◆ Prompt ◆
From the entries that follow, list every line in which the string "name" appears.

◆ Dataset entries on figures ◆
^^^^

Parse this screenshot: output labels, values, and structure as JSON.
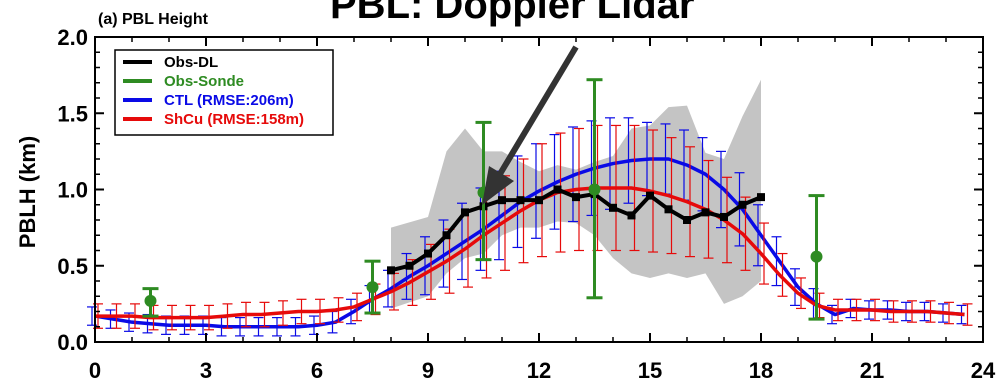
{
  "chart_data": {
    "type": "line",
    "panel_label": "(a) PBL Height",
    "title": "PBL: Doppler Lidar",
    "ylabel": "PBLH (km)",
    "xlabel": "",
    "xlim": [
      0,
      24
    ],
    "ylim": [
      0,
      2.0
    ],
    "x_ticks": [
      "0",
      "3",
      "6",
      "9",
      "12",
      "15",
      "18",
      "21",
      "24"
    ],
    "y_ticks": [
      "0.0",
      "0.5",
      "1.0",
      "1.5",
      "2.0"
    ],
    "legend_position": "top-left",
    "colors": {
      "obs_dl": "#000000",
      "obs_sonde": "#2e8b22",
      "ctl": "#0a0ae6",
      "shcu": "#e60a0a",
      "spread": "#c4c4c4"
    },
    "series": [
      {
        "name": "Obs-DL",
        "x": [
          8,
          8.5,
          9,
          9.5,
          10,
          10.5,
          11,
          11.5,
          12,
          12.5,
          13,
          13.5,
          14,
          14.5,
          15,
          15.5,
          16,
          16.5,
          17,
          17.5,
          18
        ],
        "values": [
          0.47,
          0.5,
          0.58,
          0.7,
          0.85,
          0.89,
          0.93,
          0.93,
          0.93,
          1.0,
          0.95,
          0.97,
          0.88,
          0.83,
          0.96,
          0.87,
          0.8,
          0.85,
          0.82,
          0.9,
          0.95
        ]
      },
      {
        "name": "Obs-Sonde",
        "x": [
          1.5,
          7.5,
          10.5,
          13.5,
          19.5
        ],
        "values": [
          0.27,
          0.36,
          0.98,
          1.0,
          0.56
        ],
        "err_low": [
          0.17,
          0.19,
          0.54,
          0.29,
          0.15
        ],
        "err_high": [
          0.35,
          0.53,
          1.44,
          1.72,
          0.96
        ]
      },
      {
        "name": "CTL (RMSE:206m)",
        "x": [
          0,
          0.5,
          1,
          1.5,
          2,
          2.5,
          3,
          3.5,
          4,
          4.5,
          5,
          5.5,
          6,
          6.5,
          7,
          7.5,
          8,
          8.5,
          9,
          9.5,
          10,
          10.5,
          11,
          11.5,
          12,
          12.5,
          13,
          13.5,
          14,
          14.5,
          15,
          15.5,
          16,
          16.5,
          17,
          17.5,
          18,
          18.5,
          19,
          19.5,
          20,
          20.5,
          21,
          21.5,
          22,
          22.5,
          23,
          23.5
        ],
        "values": [
          0.17,
          0.15,
          0.13,
          0.12,
          0.11,
          0.11,
          0.11,
          0.1,
          0.1,
          0.1,
          0.1,
          0.1,
          0.11,
          0.13,
          0.2,
          0.28,
          0.35,
          0.43,
          0.5,
          0.58,
          0.66,
          0.74,
          0.83,
          0.92,
          0.99,
          1.05,
          1.1,
          1.14,
          1.17,
          1.19,
          1.2,
          1.2,
          1.16,
          1.1,
          1.0,
          0.87,
          0.7,
          0.53,
          0.36,
          0.25,
          0.18,
          0.22,
          0.21,
          0.21,
          0.2,
          0.2,
          0.19,
          0.18
        ],
        "err": [
          0.06,
          0.06,
          0.06,
          0.06,
          0.06,
          0.06,
          0.06,
          0.06,
          0.06,
          0.06,
          0.06,
          0.06,
          0.06,
          0.07,
          0.08,
          0.09,
          0.12,
          0.15,
          0.19,
          0.22,
          0.25,
          0.27,
          0.29,
          0.3,
          0.31,
          0.31,
          0.31,
          0.31,
          0.3,
          0.28,
          0.24,
          0.23,
          0.23,
          0.24,
          0.25,
          0.24,
          0.2,
          0.16,
          0.12,
          0.1,
          0.06,
          0.06,
          0.06,
          0.06,
          0.06,
          0.06,
          0.06,
          0.06
        ]
      },
      {
        "name": "ShCu (RMSE:158m)",
        "x": [
          0,
          0.5,
          1,
          1.5,
          2,
          2.5,
          3,
          3.5,
          4,
          4.5,
          5,
          5.5,
          6,
          6.5,
          7,
          7.5,
          8,
          8.5,
          9,
          9.5,
          10,
          10.5,
          11,
          11.5,
          12,
          12.5,
          13,
          13.5,
          14,
          14.5,
          15,
          15.5,
          16,
          16.5,
          17,
          17.5,
          18,
          18.5,
          19,
          19.5,
          20,
          20.5,
          21,
          21.5,
          22,
          22.5,
          23,
          23.5
        ],
        "values": [
          0.17,
          0.17,
          0.17,
          0.16,
          0.16,
          0.16,
          0.16,
          0.17,
          0.18,
          0.18,
          0.19,
          0.2,
          0.2,
          0.21,
          0.23,
          0.28,
          0.33,
          0.39,
          0.46,
          0.53,
          0.61,
          0.7,
          0.78,
          0.86,
          0.93,
          0.98,
          1.0,
          1.01,
          1.01,
          1.01,
          0.99,
          0.96,
          0.92,
          0.87,
          0.8,
          0.71,
          0.58,
          0.44,
          0.32,
          0.24,
          0.21,
          0.21,
          0.21,
          0.2,
          0.2,
          0.2,
          0.19,
          0.18
        ],
        "err": [
          0.08,
          0.08,
          0.08,
          0.08,
          0.08,
          0.08,
          0.08,
          0.08,
          0.08,
          0.08,
          0.08,
          0.08,
          0.08,
          0.08,
          0.09,
          0.1,
          0.12,
          0.15,
          0.18,
          0.21,
          0.25,
          0.28,
          0.31,
          0.34,
          0.37,
          0.39,
          0.4,
          0.41,
          0.41,
          0.41,
          0.4,
          0.38,
          0.36,
          0.32,
          0.28,
          0.24,
          0.2,
          0.14,
          0.1,
          0.08,
          0.07,
          0.07,
          0.07,
          0.07,
          0.07,
          0.07,
          0.07,
          0.07
        ]
      }
    ],
    "spread_band": {
      "x": [
        8,
        9,
        9.5,
        10,
        10.5,
        11,
        11.5,
        12,
        12.5,
        13,
        13.5,
        14,
        14.5,
        15,
        15.5,
        16,
        16.5,
        17,
        17.5,
        18
      ],
      "upper": [
        0.75,
        0.82,
        1.25,
        1.4,
        1.25,
        1.25,
        1.18,
        1.12,
        1.16,
        1.13,
        1.18,
        1.22,
        1.4,
        1.42,
        1.54,
        1.55,
        1.24,
        1.2,
        1.48,
        1.72
      ],
      "lower": [
        0.22,
        0.3,
        0.45,
        0.55,
        0.58,
        0.7,
        0.75,
        0.75,
        0.79,
        0.78,
        0.7,
        0.55,
        0.45,
        0.42,
        0.45,
        0.42,
        0.45,
        0.25,
        0.3,
        0.4
      ]
    }
  }
}
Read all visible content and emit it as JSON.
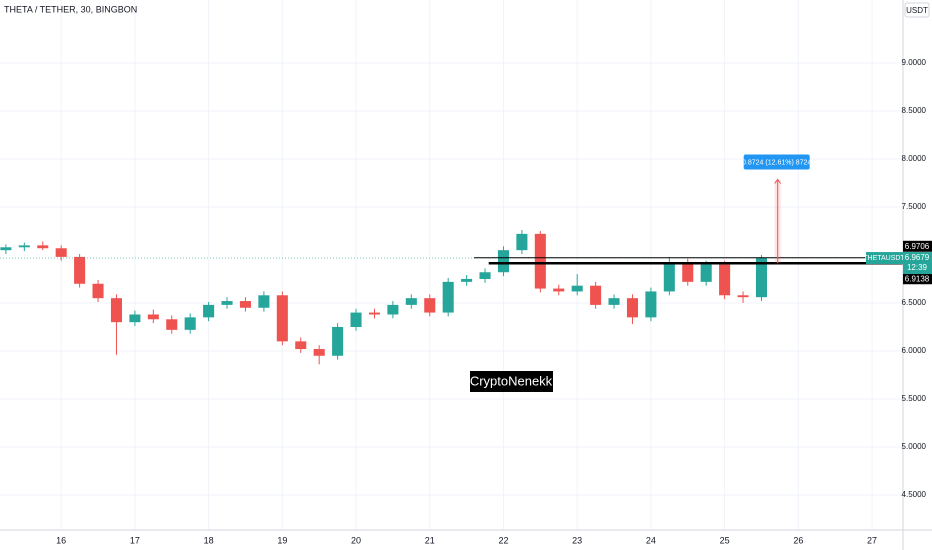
{
  "chart_data": {
    "type": "candlestick",
    "title": "THETA / TETHER, 30, BINGBON",
    "currency": "USDT",
    "x": [
      15.25,
      15.5,
      15.75,
      16,
      16.25,
      16.5,
      16.75,
      17,
      17.25,
      17.5,
      17.75,
      18,
      18.25,
      18.5,
      18.75,
      19,
      19.25,
      19.5,
      19.75,
      20,
      20.25,
      20.5,
      20.75,
      21,
      21.25,
      21.5,
      21.75,
      22,
      22.25,
      22.5,
      22.75,
      23,
      23.25,
      23.5,
      23.75,
      24,
      24.25,
      24.5,
      24.75,
      25,
      25.25,
      25.5
    ],
    "open": [
      7.05,
      7.08,
      7.1,
      7.07,
      6.98,
      6.7,
      6.55,
      6.3,
      6.38,
      6.33,
      6.22,
      6.35,
      6.48,
      6.52,
      6.45,
      6.58,
      6.1,
      6.02,
      5.95,
      6.25,
      6.4,
      6.38,
      6.48,
      6.55,
      6.4,
      6.72,
      6.75,
      6.82,
      7.05,
      7.22,
      6.65,
      6.62,
      6.68,
      6.48,
      6.55,
      6.35,
      6.62,
      6.92,
      6.72,
      6.9,
      6.58,
      6.56
    ],
    "high": [
      7.11,
      7.13,
      7.14,
      7.1,
      7.01,
      6.74,
      6.59,
      6.42,
      6.43,
      6.37,
      6.39,
      6.51,
      6.56,
      6.56,
      6.62,
      6.62,
      6.14,
      6.06,
      6.29,
      6.44,
      6.44,
      6.52,
      6.59,
      6.59,
      6.76,
      6.79,
      6.86,
      7.09,
      7.26,
      7.25,
      6.69,
      6.8,
      6.72,
      6.59,
      6.59,
      6.66,
      6.98,
      6.96,
      6.94,
      6.94,
      6.62,
      7.0
    ],
    "low": [
      7.01,
      7.04,
      7.05,
      6.94,
      6.66,
      6.51,
      5.96,
      6.26,
      6.29,
      6.18,
      6.18,
      6.31,
      6.44,
      6.41,
      6.41,
      6.06,
      5.98,
      5.86,
      5.91,
      6.21,
      6.34,
      6.34,
      6.44,
      6.36,
      6.36,
      6.68,
      6.71,
      6.78,
      7.01,
      6.61,
      6.58,
      6.58,
      6.44,
      6.44,
      6.28,
      6.31,
      6.58,
      6.68,
      6.68,
      6.54,
      6.5,
      6.52
    ],
    "close": [
      7.08,
      7.1,
      7.07,
      6.98,
      6.7,
      6.55,
      6.3,
      6.38,
      6.33,
      6.22,
      6.35,
      6.48,
      6.52,
      6.45,
      6.58,
      6.1,
      6.02,
      5.95,
      6.25,
      6.4,
      6.38,
      6.48,
      6.55,
      6.4,
      6.72,
      6.75,
      6.82,
      7.05,
      7.22,
      6.65,
      6.62,
      6.68,
      6.48,
      6.55,
      6.35,
      6.62,
      6.92,
      6.72,
      6.9,
      6.58,
      6.56,
      6.97
    ],
    "up_color": "#26a69a",
    "down_color": "#ef5350",
    "xlim": [
      15.17,
      27.42
    ],
    "xticks": [
      16,
      17,
      18,
      19,
      20,
      21,
      22,
      23,
      24,
      25,
      26,
      27
    ],
    "ylim": [
      4.135,
      9.656
    ],
    "yticks": [
      {
        "value": 4.5,
        "label": "4.5000"
      },
      {
        "value": 5,
        "label": "5.0000"
      },
      {
        "value": 5.5,
        "label": "5.5000"
      },
      {
        "value": 6,
        "label": "6.0000"
      },
      {
        "value": 6.5,
        "label": "6.5000"
      },
      {
        "value": 7.5,
        "label": "7.5000"
      },
      {
        "value": 8,
        "label": "8.0000"
      },
      {
        "value": 8.5,
        "label": "8.5000"
      },
      {
        "value": 9,
        "label": "9.0000"
      }
    ],
    "grid": true,
    "last_price": {
      "symbol": "THETAUSDT",
      "value": 6.9679,
      "countdown": "12:39"
    },
    "levels": [
      {
        "value": 6.9706,
        "from": 21.6
      },
      {
        "value": 6.9138,
        "from": 21.8
      }
    ],
    "measure": {
      "x": 25.72,
      "from": 6.9138,
      "to": 7.7862,
      "label": "0.8724 (12.61%) 8724"
    },
    "watermark": "CryptoNenekk"
  }
}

^^^^

◆ Answer below ◆
        "name": "Obs-DL",
        "name": "Obs-Sonde",
        "name": "CTL (RMSE:206m)",
        "name": "ShCu (RMSE:158m)",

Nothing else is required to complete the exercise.